Work through the entries below and report how many lines include "serial". The number alone is the answer.

◇ ◇ ◇ ◇ ◇ ◇ ◇

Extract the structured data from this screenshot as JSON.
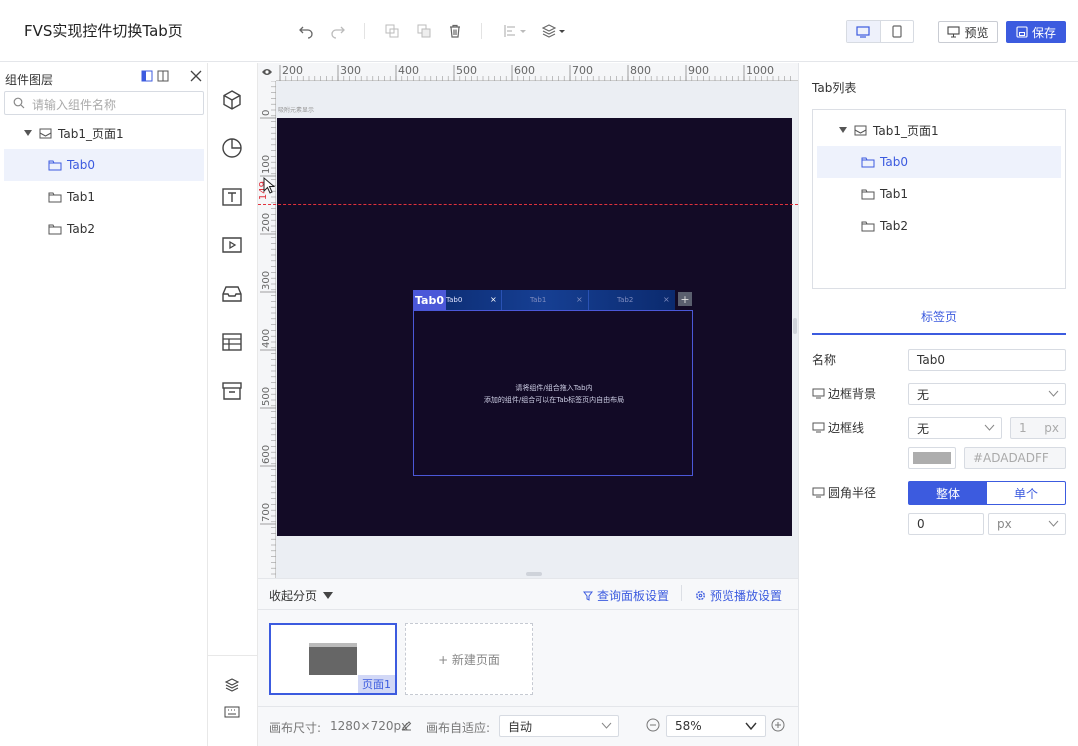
{
  "app": {
    "title": "FVS实现控件切换Tab页"
  },
  "toolbar": {
    "icons": [
      "undo-icon",
      "redo-icon",
      "copy-icon",
      "paste-icon",
      "delete-icon",
      "align-icon",
      "layer-order-icon"
    ],
    "preview_label": "预览",
    "save_label": "保存"
  },
  "layers": {
    "title": "组件图层",
    "search_placeholder": "请输入组件名称",
    "items": [
      {
        "label": "Tab1_页面1"
      },
      {
        "label": "Tab0"
      },
      {
        "label": "Tab1"
      },
      {
        "label": "Tab2"
      }
    ]
  },
  "tools": [
    "3d-cube-icon",
    "pie-chart-icon",
    "text-icon",
    "media-icon",
    "inbox-icon",
    "table-icon",
    "archive-icon",
    "layers-icon",
    "keyboard-icon"
  ],
  "rulers": {
    "top": [
      "200",
      "300",
      "400",
      "500",
      "600",
      "700",
      "800",
      "900",
      "1000"
    ],
    "left": [
      "0",
      "100",
      "200",
      "300",
      "400",
      "500",
      "600",
      "700"
    ],
    "marker": "149",
    "corner_hint": "吸附元素显示"
  },
  "tab_widget": {
    "active_badge": "Tab0",
    "tabs": [
      {
        "label": "Tab0"
      },
      {
        "label": "Tab1"
      },
      {
        "label": "Tab2"
      }
    ],
    "add": "+",
    "close": "×",
    "hint_line1": "请将组件/组合拖入Tab内",
    "hint_line2": "添加的组件/组合可以在Tab标签页内自由布局"
  },
  "pages_panel": {
    "collapse_label": "收起分页",
    "query_panel_label": "查询面板设置",
    "preview_play_label": "预览播放设置",
    "page_badge": "页面1",
    "new_page_label": "+ 新建页面"
  },
  "status": {
    "canvas_size_label": "画布尺寸:",
    "canvas_size_value": "1280×720px",
    "adapt_label": "画布自适应:",
    "adapt_value": "自动",
    "zoom_value": "58%"
  },
  "right_panel": {
    "tab_list_title": "Tab列表",
    "tree": [
      {
        "label": "Tab1_页面1"
      },
      {
        "label": "Tab0"
      },
      {
        "label": "Tab1"
      },
      {
        "label": "Tab2"
      }
    ],
    "section_title": "标签页",
    "name_label": "名称",
    "name_value": "Tab0",
    "border_bg_label": "边框背景",
    "border_bg_value": "无",
    "border_line_label": "边框线",
    "border_line_value": "无",
    "border_width_value": "1",
    "border_width_unit": "px",
    "border_color_value": "#ADADADFF",
    "radius_label": "圆角半径",
    "radius_modes": [
      "整体",
      "单个"
    ],
    "radius_value": "0",
    "radius_unit": "px"
  },
  "colors": {
    "accent": "#3C5BDF",
    "canvas_bg": "#130B26",
    "tab_badge": "#4B58D8",
    "guide_line": "#E0313C",
    "swatch": "#ADADAD"
  }
}
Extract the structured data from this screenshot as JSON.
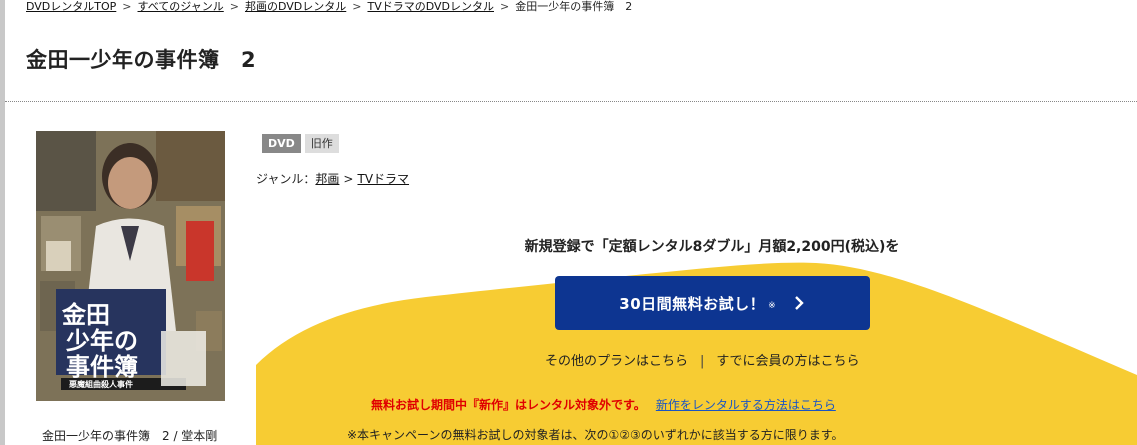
{
  "breadcrumb": {
    "items": [
      "DVDレンタルTOP",
      "すべてのジャンル",
      "邦画のDVDレンタル",
      "TVドラマのDVDレンタル"
    ],
    "current": "金田一少年の事件簿　2",
    "separator": ">"
  },
  "page_title": "金田一少年の事件簿　2",
  "jacket": {
    "title_text": "金田一少年の事件簿",
    "subtitle_text": "悪魔組曲殺人事件"
  },
  "product_caption": "金田一少年の事件簿　2 / 堂本剛",
  "tags": {
    "format": "DVD",
    "status": "旧作"
  },
  "genre": {
    "label": "ジャンル：",
    "items": [
      "邦画",
      "TVドラマ"
    ],
    "separator": ">"
  },
  "promo": {
    "heading": "新規登録で「定額レンタル8ダブル」月額2,200円(税込)を",
    "trial_button": "30日間無料お試し！",
    "trial_mark": "※",
    "other_plans": "その他のプランはこちら",
    "plan_separator": "|",
    "member_link": "すでに会員の方はこちら",
    "warning": "無料お試し期間中『新作』はレンタル対象外です。",
    "new_rental_link": "新作をレンタルする方法はこちら",
    "note": "※本キャンペーンの無料お試しの対象者は、次の①②③のいずれかに該当する方に限ります。"
  },
  "colors": {
    "accent_button": "#0d3591",
    "promo_yellow": "#f7cc33",
    "warning_red": "#e00000",
    "link_blue": "#1a55c4"
  }
}
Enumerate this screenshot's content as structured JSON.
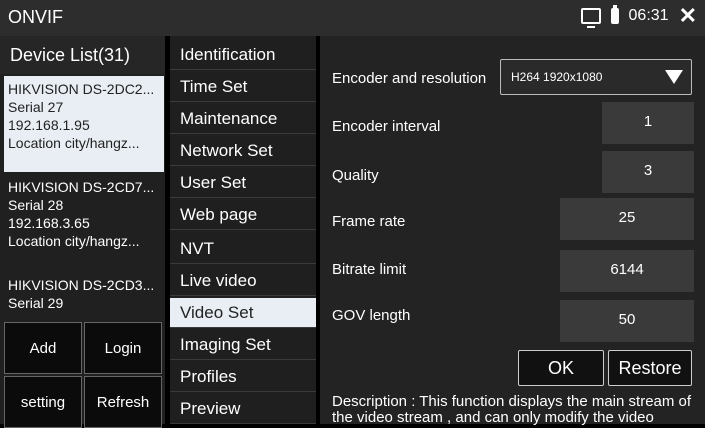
{
  "app_title": "ONVIF",
  "status": {
    "time": "06:31"
  },
  "device_list": {
    "header": "Device List(31)",
    "devices": [
      {
        "name": "HIKVISION DS-2DC2...",
        "serial": "Serial 27",
        "ip": "192.168.1.95",
        "location": "Location city/hangz..."
      },
      {
        "name": "HIKVISION DS-2CD7...",
        "serial": "Serial 28",
        "ip": "192.168.3.65",
        "location": "Location city/hangz..."
      },
      {
        "name": "HIKVISION DS-2CD3...",
        "serial": "Serial 29"
      }
    ],
    "buttons": [
      "Add",
      "Login",
      "setting",
      "Refresh"
    ]
  },
  "menu": {
    "items": [
      "Identification",
      "Time Set",
      "Maintenance",
      "Network Set",
      "User Set",
      "Web page",
      "NVT",
      "Live video",
      "Video Set",
      "Imaging Set",
      "Profiles",
      "Preview"
    ],
    "active": "Video Set"
  },
  "video_set": {
    "encoder_resolution_label": "Encoder and resolution",
    "encoder_resolution_value": "H264 1920x1080",
    "encoder_interval_label": "Encoder interval",
    "encoder_interval_value": "1",
    "quality_label": "Quality",
    "quality_value": "3",
    "frame_rate_label": "Frame rate",
    "frame_rate_value": "25",
    "bitrate_limit_label": "Bitrate limit",
    "bitrate_limit_value": "6144",
    "gov_length_label": "GOV length",
    "gov_length_value": "50",
    "ok_label": "OK",
    "restore_label": "Restore",
    "description": "Description : This function displays the main stream of the video stream , and can only modify the video"
  }
}
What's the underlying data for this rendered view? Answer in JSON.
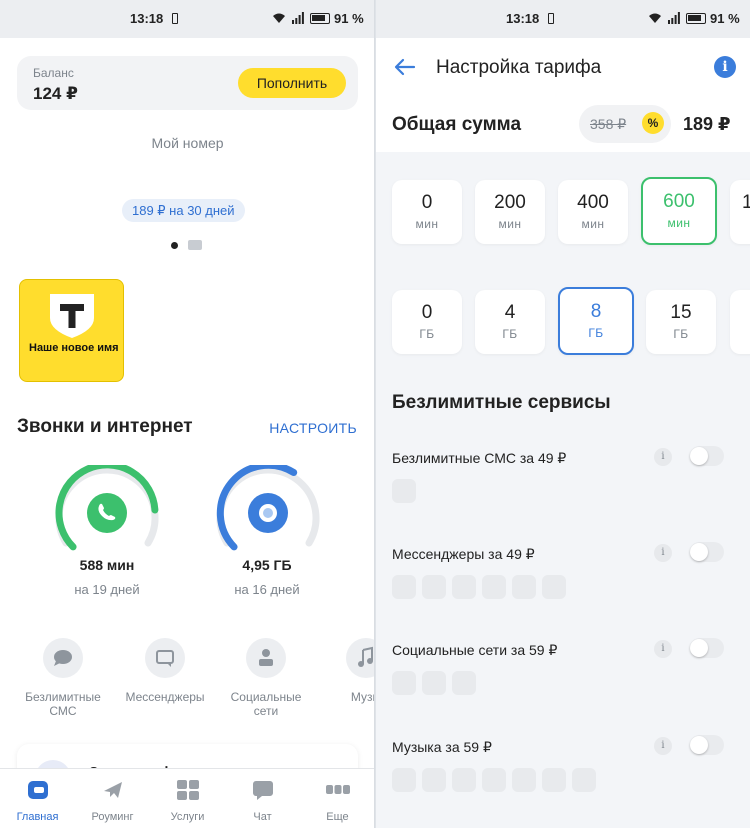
{
  "status": {
    "time": "13:18",
    "battery": "91 %"
  },
  "left": {
    "balance": {
      "label": "Баланс",
      "value": "124 ₽",
      "topup": "Пополнить"
    },
    "my_number": "Мой номер",
    "tariff_pill": "189 ₽ на 30 дней",
    "brand": {
      "text": "Наше новое имя"
    },
    "section": {
      "title": "Звонки и интернет",
      "link": "НАСТРОИТЬ"
    },
    "minutes": {
      "value": "588 мин",
      "sub": "на 19 дней",
      "fill": 0.82
    },
    "data": {
      "value": "4,95 ГБ",
      "sub": "на 16 дней",
      "fill": 0.62
    },
    "services": [
      "Безлимитные СМС",
      "Мессенджеры",
      "Социальные сети",
      "Музы"
    ],
    "partial_card": "Звонки и финансы",
    "tabs": [
      "Главная",
      "Роуминг",
      "Услуги",
      "Чат",
      "Еще"
    ]
  },
  "right": {
    "title": "Настройка тарифа",
    "total_label": "Общая сумма",
    "old_price": "358 ₽",
    "discount_icon": "%",
    "new_price": "189 ₽",
    "minutes_options": [
      {
        "n": "0",
        "u": "мин"
      },
      {
        "n": "200",
        "u": "мин"
      },
      {
        "n": "400",
        "u": "мин"
      },
      {
        "n": "600",
        "u": "мин"
      },
      {
        "n": "1",
        "u": ""
      }
    ],
    "gb_options": [
      {
        "n": "0",
        "u": "ГБ"
      },
      {
        "n": "4",
        "u": "ГБ"
      },
      {
        "n": "8",
        "u": "ГБ"
      },
      {
        "n": "15",
        "u": "ГБ"
      }
    ],
    "unlimited_title": "Безлимитные сервисы",
    "unlimited": [
      {
        "name": "Безлимитные СМС за 49 ₽",
        "icons": 1
      },
      {
        "name": "Мессенджеры за 49 ₽",
        "icons": 6
      },
      {
        "name": "Социальные сети за 59 ₽",
        "icons": 3
      },
      {
        "name": "Музыка за 59 ₽",
        "icons": 7
      }
    ]
  },
  "colors": {
    "accent_blue": "#2f6fd1",
    "green": "#3cc06d",
    "yellow": "#ffdd2d"
  }
}
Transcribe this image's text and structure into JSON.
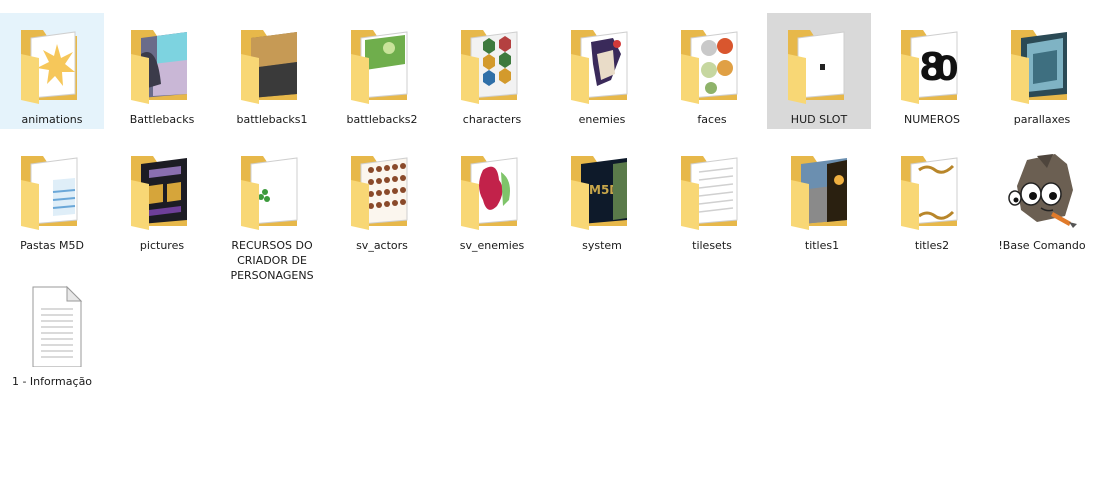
{
  "colors": {
    "selected_bg": "#e5f3fb",
    "hover_bg": "#d9d9d9",
    "folder_yellow": "#f8d775",
    "folder_dark": "#e7b84a"
  },
  "items": [
    {
      "label": "animations",
      "icon": "folder-preview-icon",
      "state": "selected"
    },
    {
      "label": "Battlebacks",
      "icon": "folder-preview-icon",
      "state": ""
    },
    {
      "label": "battlebacks1",
      "icon": "folder-preview-icon",
      "state": ""
    },
    {
      "label": "battlebacks2",
      "icon": "folder-preview-icon",
      "state": ""
    },
    {
      "label": "characters",
      "icon": "folder-preview-icon",
      "state": ""
    },
    {
      "label": "enemies",
      "icon": "folder-preview-icon",
      "state": ""
    },
    {
      "label": "faces",
      "icon": "folder-preview-icon",
      "state": ""
    },
    {
      "label": "HUD SLOT",
      "icon": "folder-preview-icon",
      "state": "hovered"
    },
    {
      "label": "NUMEROS",
      "icon": "folder-preview-icon",
      "state": ""
    },
    {
      "label": "parallaxes",
      "icon": "folder-preview-icon",
      "state": ""
    },
    {
      "label": "Pastas M5D",
      "icon": "folder-preview-icon",
      "state": ""
    },
    {
      "label": "pictures",
      "icon": "folder-preview-icon",
      "state": ""
    },
    {
      "label": "RECURSOS DO CRIADOR DE PERSONAGENS",
      "icon": "folder-preview-icon",
      "state": ""
    },
    {
      "label": "sv_actors",
      "icon": "folder-preview-icon",
      "state": ""
    },
    {
      "label": "sv_enemies",
      "icon": "folder-preview-icon",
      "state": ""
    },
    {
      "label": "system",
      "icon": "folder-preview-icon",
      "state": ""
    },
    {
      "label": "tilesets",
      "icon": "folder-preview-icon",
      "state": ""
    },
    {
      "label": "titles1",
      "icon": "folder-preview-icon",
      "state": ""
    },
    {
      "label": "titles2",
      "icon": "folder-preview-icon",
      "state": ""
    },
    {
      "label": "!Base Comando",
      "icon": "gimp-app-icon",
      "state": ""
    },
    {
      "label": "1 - Informação",
      "icon": "text-file-icon",
      "state": ""
    }
  ]
}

◇ ◇ ◇ ◇ ◇ ◇ ◇

**Full response**
3